## What is asked
Every record below should be printed exactly as it appears.

Dataset entries:
──────
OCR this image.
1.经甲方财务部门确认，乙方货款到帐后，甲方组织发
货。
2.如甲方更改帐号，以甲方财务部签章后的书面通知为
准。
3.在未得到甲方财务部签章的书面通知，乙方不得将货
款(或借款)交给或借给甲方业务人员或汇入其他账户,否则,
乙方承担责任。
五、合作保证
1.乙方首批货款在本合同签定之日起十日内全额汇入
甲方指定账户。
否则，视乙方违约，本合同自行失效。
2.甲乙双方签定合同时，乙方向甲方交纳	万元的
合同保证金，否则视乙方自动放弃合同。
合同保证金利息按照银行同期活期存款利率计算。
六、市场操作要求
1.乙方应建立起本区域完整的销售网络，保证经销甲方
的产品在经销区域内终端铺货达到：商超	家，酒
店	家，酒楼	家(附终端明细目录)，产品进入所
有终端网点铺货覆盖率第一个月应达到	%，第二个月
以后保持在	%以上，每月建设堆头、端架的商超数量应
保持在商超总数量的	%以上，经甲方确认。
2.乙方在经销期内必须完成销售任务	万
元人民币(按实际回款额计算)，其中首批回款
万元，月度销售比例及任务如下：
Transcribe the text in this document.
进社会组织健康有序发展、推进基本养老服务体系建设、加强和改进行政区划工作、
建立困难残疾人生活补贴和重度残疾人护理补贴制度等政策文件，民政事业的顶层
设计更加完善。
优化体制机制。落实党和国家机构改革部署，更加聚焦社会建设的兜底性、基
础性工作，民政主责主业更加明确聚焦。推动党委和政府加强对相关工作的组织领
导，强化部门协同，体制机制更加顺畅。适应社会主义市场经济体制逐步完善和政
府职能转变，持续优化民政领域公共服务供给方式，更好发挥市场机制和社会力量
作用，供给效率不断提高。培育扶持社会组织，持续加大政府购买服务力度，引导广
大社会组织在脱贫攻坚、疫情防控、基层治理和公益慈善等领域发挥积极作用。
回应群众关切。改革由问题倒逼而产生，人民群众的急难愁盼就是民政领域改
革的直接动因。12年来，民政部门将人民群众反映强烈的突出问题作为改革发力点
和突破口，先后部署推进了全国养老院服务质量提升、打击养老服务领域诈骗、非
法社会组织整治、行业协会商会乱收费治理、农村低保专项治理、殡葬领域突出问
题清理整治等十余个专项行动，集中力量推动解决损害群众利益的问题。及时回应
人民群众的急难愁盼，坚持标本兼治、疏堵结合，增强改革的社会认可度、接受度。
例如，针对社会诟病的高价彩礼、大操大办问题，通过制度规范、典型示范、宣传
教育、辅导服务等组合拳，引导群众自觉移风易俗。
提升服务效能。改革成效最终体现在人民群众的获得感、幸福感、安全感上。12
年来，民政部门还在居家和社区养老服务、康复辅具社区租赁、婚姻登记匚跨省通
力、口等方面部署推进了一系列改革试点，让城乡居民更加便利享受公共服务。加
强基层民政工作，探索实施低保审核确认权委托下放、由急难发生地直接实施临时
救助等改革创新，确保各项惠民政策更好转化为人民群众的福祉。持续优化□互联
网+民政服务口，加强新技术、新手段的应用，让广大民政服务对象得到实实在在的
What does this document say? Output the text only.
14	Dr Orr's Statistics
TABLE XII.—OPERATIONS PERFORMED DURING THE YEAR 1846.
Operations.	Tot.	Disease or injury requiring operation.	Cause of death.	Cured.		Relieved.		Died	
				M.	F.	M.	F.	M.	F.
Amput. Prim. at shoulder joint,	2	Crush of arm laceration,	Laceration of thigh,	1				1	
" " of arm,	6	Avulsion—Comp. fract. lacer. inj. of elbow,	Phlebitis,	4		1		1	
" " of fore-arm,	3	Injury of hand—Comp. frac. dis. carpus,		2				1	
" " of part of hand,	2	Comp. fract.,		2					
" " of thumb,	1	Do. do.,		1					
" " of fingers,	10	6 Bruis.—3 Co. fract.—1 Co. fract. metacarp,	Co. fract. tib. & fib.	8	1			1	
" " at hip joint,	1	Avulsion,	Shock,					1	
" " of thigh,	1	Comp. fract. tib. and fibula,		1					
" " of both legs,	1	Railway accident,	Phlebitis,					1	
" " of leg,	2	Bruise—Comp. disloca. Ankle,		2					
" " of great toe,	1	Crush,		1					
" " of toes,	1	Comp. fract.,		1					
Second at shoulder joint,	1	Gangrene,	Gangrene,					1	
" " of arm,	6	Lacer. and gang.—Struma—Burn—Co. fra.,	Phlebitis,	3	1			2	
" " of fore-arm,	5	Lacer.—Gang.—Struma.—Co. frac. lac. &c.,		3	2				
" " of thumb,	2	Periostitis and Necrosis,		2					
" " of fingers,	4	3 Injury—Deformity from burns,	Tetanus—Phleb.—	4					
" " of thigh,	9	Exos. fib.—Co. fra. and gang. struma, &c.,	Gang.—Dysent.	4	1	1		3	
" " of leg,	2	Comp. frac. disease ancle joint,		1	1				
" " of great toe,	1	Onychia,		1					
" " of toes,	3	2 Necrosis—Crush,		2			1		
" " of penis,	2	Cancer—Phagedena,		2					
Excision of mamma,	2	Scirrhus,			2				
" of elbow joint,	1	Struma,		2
──────
## Correct output
OCR this image.
1.经甲方财务部门确认，乙方货款到帐后，甲方组织发
货。
2.如甲方更改帐号，以甲方财务部签章后的书面通知为
准。
3.在未得到甲方财务部签章的书面通知，乙方不得将货
款(或借款)交给或借给甲方业务人员或汇入其他账户,否则,
乙方承担责任。
五、合作保证
1.乙方首批货款在本合同签定之日起十日内全额汇入
甲方指定账户。
否则，视乙方违约，本合同自行失效。
2.甲乙双方签定合同时，乙方向甲方交纳	万元的
合同保证金，否则视乙方自动放弃合同。
合同保证金利息按照银行同期活期存款利率计算。
六、市场操作要求
1.乙方应建立起本区域完整的销售网络，保证经销甲方
的产品在经销区域内终端铺货达到：商超	家，酒
店	家，酒楼	家(附终端明细目录)，产品进入所
有终端网点铺货覆盖率第一个月应达到	%，第二个月
以后保持在	%以上，每月建设堆头、端架的商超数量应
保持在商超总数量的	%以上，经甲方确认。
2.乙方在经销期内必须完成销售任务	万
元人民币(按实际回款额计算)，其中首批回款
万元，月度销售比例及任务如下：
Transcribe the text in this document.
进社会组织健康有序发展、推进基本养老服务体系建设、加强和改进行政区划工作、
建立困难残疾人生活补贴和重度残疾人护理补贴制度等政策文件，民政事业的顶层
设计更加完善。
优化体制机制。落实党和国家机构改革部署，更加聚焦社会建设的兜底性、基
础性工作，民政主责主业更加明确聚焦。推动党委和政府加强对相关工作的组织领
导，强化部门协同，体制机制更加顺畅。适应社会主义市场经济体制逐步完善和政
府职能转变，持续优化民政领域公共服务供给方式，更好发挥市场机制和社会力量
作用，供给效率不断提高。培育扶持社会组织，持续加大政府购买服务力度，引导广
大社会组织在脱贫攻坚、疫情防控、基层治理和公益慈善等领域发挥积极作用。
回应群众关切。改革由问题倒逼而产生，人民群众的急难愁盼就是民政领域改
革的直接动因。12年来，民政部门将人民群众反映强烈的突出问题作为改革发力点
和突破口，先后部署推进了全国养老院服务质量提升、打击养老服务领域诈骗、非
法社会组织整治、行业协会商会乱收费治理、农村低保专项治理、殡葬领域突出问
题清理整治等十余个专项行动，集中力量推动解决损害群众利益的问题。及时回应
人民群众的急难愁盼，坚持标本兼治、疏堵结合，增强改革的社会认可度、接受度。
例如，针对社会诟病的高价彩礼、大操大办问题，通过制度规范、典型示范、宣传
教育、辅导服务等组合拳，引导群众自觉移风易俗。
提升服务效能。改革成效最终体现在人民群众的获得感、幸福感、安全感上。12
年来，民政部门还在居家和社区养老服务、康复辅具社区租赁、婚姻登记匚跨省通
力、口等方面部署推进了一系列改革试点，让城乡居民更加便利享受公共服务。加
强基层民政工作，探索实施低保审核确认权委托下放、由急难发生地直接实施临时
救助等改革创新，确保各项惠民政策更好转化为人民群众的福祉。持续优化□互联
网+民政服务口，加强新技术、新手段的应用，让广大民政服务对象得到实实在在的
What does this document say? Output the text only.
14	Dr Orr's Statistics
TABLE XII.—OPERATIONS PERFORMED DURING THE YEAR 1846.
Operations.	Tot.	Disease or injury requiring operation.	Cause of death.	Cured.		Relieved.		Died	
				M.	F.	M.	F.	M.	F.
Amput. Prim. at shoulder joint,	2	Crush of arm laceration,	Laceration of thigh,	1				1	
" " of arm,	6	Avulsion—Comp. fract. lacer. inj. of elbow,	Phlebitis,	4		1		1	
" " of fore-arm,	3	Injury of hand—Comp. frac. dis. carpus,		2				1	
" " of part of hand,	2	Comp. fract.,		2					
" " of thumb,	1	Do. do.,		1					
" " of fingers,	10	6 Bruis.—3 Co. fract.—1 Co. fract. metacarp,	Co. fract. tib. & fib.	8	1			1	
" " at hip joint,	1	Avulsion,	Shock,					1	
" " of thigh,	1	Comp. fract. tib. and fibula,		1					
" " of both legs,	1	Railway accident,	Phlebitis,					1	
" " of leg,	2	Bruise—Comp. disloca. Ankle,		2					
" " of great toe,	1	Crush,		1					
" " of toes,	1	Comp. fract.,		1					
Second at shoulder joint,	1	Gangrene,	Gangrene,					1	
" " of arm,	6	Lacer. and gang.—Struma—Burn—Co. fra.,	Phlebitis,	3	1			2	
" " of fore-arm,	5	Lacer.—Gang.—Struma.—Co. frac. lac. &c.,		3	2				
" " of thumb,	2	Periostitis and Necrosis,		2					
" " of fingers,	4	3 Injury—Deformity from burns,	Tetanus—Phleb.—	4					
" " of thigh,	9	Exos. fib.—Co. fra. and gang. struma, &c.,	Gang.—Dysent.	4	1	1		3	
" " of leg,	2	Comp. frac. disease ancle joint,		1	1				
" " of great toe,	1	Onychia,		1					
" " of toes,	3	2 Necrosis—Crush,		2			1		
" " of penis,	2	Cancer—Phagedena,		2					
Excision of mamma,	2	Scirrhus,			2				
" of elbow joint,	1	Struma,		2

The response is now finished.